◆ **Work required**: Each entry in the listing below should be restated word for word.

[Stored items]
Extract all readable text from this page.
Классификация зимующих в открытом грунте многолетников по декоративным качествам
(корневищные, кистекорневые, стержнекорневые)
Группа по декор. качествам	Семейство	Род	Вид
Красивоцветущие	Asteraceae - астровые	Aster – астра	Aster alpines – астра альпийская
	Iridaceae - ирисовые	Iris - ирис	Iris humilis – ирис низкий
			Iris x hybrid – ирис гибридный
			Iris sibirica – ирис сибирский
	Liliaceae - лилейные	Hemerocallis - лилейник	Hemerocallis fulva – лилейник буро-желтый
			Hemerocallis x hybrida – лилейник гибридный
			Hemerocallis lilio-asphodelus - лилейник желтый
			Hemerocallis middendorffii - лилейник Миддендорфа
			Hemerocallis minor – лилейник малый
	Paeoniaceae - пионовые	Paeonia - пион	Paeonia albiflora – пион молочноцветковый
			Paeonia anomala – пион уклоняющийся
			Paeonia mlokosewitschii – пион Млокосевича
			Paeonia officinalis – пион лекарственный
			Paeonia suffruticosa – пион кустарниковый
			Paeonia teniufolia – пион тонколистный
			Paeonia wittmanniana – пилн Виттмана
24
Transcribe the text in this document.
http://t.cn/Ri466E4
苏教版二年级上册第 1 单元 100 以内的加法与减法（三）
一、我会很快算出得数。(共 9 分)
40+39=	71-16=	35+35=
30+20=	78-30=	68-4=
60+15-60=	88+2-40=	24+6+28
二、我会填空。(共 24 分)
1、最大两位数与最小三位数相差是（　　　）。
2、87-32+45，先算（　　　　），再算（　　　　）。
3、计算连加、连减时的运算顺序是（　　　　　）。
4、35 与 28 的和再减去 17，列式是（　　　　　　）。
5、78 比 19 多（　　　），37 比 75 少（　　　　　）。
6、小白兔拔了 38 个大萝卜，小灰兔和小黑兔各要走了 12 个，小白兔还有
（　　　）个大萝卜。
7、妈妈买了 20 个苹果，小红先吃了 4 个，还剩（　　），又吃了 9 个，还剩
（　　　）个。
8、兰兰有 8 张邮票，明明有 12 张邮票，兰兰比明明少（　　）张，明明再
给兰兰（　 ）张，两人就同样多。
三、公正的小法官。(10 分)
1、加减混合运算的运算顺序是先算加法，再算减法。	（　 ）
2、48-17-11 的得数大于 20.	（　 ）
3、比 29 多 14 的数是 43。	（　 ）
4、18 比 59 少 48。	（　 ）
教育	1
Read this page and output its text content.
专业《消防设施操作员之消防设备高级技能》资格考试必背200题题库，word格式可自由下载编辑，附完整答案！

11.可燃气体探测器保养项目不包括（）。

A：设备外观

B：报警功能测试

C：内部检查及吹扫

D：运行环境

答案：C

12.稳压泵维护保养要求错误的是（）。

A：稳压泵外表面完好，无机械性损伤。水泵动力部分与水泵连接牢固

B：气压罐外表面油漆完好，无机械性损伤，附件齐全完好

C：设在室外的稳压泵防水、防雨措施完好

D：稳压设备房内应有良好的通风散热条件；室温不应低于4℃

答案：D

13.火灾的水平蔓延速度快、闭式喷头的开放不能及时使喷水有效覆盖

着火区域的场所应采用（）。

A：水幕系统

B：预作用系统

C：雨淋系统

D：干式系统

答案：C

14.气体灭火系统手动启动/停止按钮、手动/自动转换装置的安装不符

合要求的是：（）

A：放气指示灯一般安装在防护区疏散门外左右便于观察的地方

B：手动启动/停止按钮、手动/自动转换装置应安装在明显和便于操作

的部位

◆ **Exercise answer**:
Extract all readable text from this page.
Классификация зимующих в открытом грунте многолетников по декоративным качествам
(корневищные, кистекорневые, стержнекорневые)
Группа по декор. качествам	Семейство	Род	Вид
Красивоцветущие	Asteraceae - астровые	Aster – астра	Aster alpines – астра альпийская
	Iridaceae - ирисовые	Iris - ирис	Iris humilis – ирис низкий
			Iris x hybrid – ирис гибридный
			Iris sibirica – ирис сибирский
	Liliaceae - лилейные	Hemerocallis - лилейник	Hemerocallis fulva – лилейник буро-желтый
			Hemerocallis x hybrida – лилейник гибридный
			Hemerocallis lilio-asphodelus - лилейник желтый
			Hemerocallis middendorffii - лилейник Миддендорфа
			Hemerocallis minor – лилейник малый
	Paeoniaceae - пионовые	Paeonia - пион	Paeonia albiflora – пион молочноцветковый
			Paeonia anomala – пион уклоняющийся
			Paeonia mlokosewitschii – пион Млокосевича
			Paeonia officinalis – пион лекарственный
			Paeonia suffruticosa – пион кустарниковый
			Paeonia teniufolia – пион тонколистный
			Paeonia wittmanniana – пилн Виттмана
24
Transcribe the text in this document.
http://t.cn/Ri466E4
苏教版二年级上册第 1 单元 100 以内的加法与减法（三）
一、我会很快算出得数。(共 9 分)
40+39=	71-16=	35+35=
30+20=	78-30=	68-4=
60+15-60=	88+2-40=	24+6+28
二、我会填空。(共 24 分)
1、最大两位数与最小三位数相差是（　　　）。
2、87-32+45，先算（　　　　），再算（　　　　）。
3、计算连加、连减时的运算顺序是（　　　　　）。
4、35 与 28 的和再减去 17，列式是（　　　　　　）。
5、78 比 19 多（　　　），37 比 75 少（　　　　　）。
6、小白兔拔了 38 个大萝卜，小灰兔和小黑兔各要走了 12 个，小白兔还有
（　　　）个大萝卜。
7、妈妈买了 20 个苹果，小红先吃了 4 个，还剩（　　），又吃了 9 个，还剩
（　　　）个。
8、兰兰有 8 张邮票，明明有 12 张邮票，兰兰比明明少（　　）张，明明再
给兰兰（　 ）张，两人就同样多。
三、公正的小法官。(10 分)
1、加减混合运算的运算顺序是先算加法，再算减法。	（　 ）
2、48-17-11 的得数大于 20.	（　 ）
3、比 29 多 14 的数是 43。	（　 ）
4、18 比 59 少 48。	（　 ）
教育	1
Read this page and output its text content.
专业《消防设施操作员之消防设备高级技能》资格考试必背200题题库，word格式可自由下载编辑，附完整答案！

11.可燃气体探测器保养项目不包括（）。

A：设备外观

B：报警功能测试

C：内部检查及吹扫

D：运行环境

答案：C

12.稳压泵维护保养要求错误的是（）。

A：稳压泵外表面完好，无机械性损伤。水泵动力部分与水泵连接牢固

B：气压罐外表面油漆完好，无机械性损伤，附件齐全完好

C：设在室外的稳压泵防水、防雨措施完好

D：稳压设备房内应有良好的通风散热条件；室温不应低于4℃

答案：D

13.火灾的水平蔓延速度快、闭式喷头的开放不能及时使喷水有效覆盖

着火区域的场所应采用（）。

A：水幕系统

B：预作用系统

C：雨淋系统

D：干式系统

答案：C

14.气体灭火系统手动启动/停止按钮、手动/自动转换装置的安装不符

合要求的是：（）

A：放气指示灯一般安装在防护区疏散门外左右便于观察的地方

B：手动启动/停止按钮、手动/自动转换装置应安装在明显和便于操作

的部位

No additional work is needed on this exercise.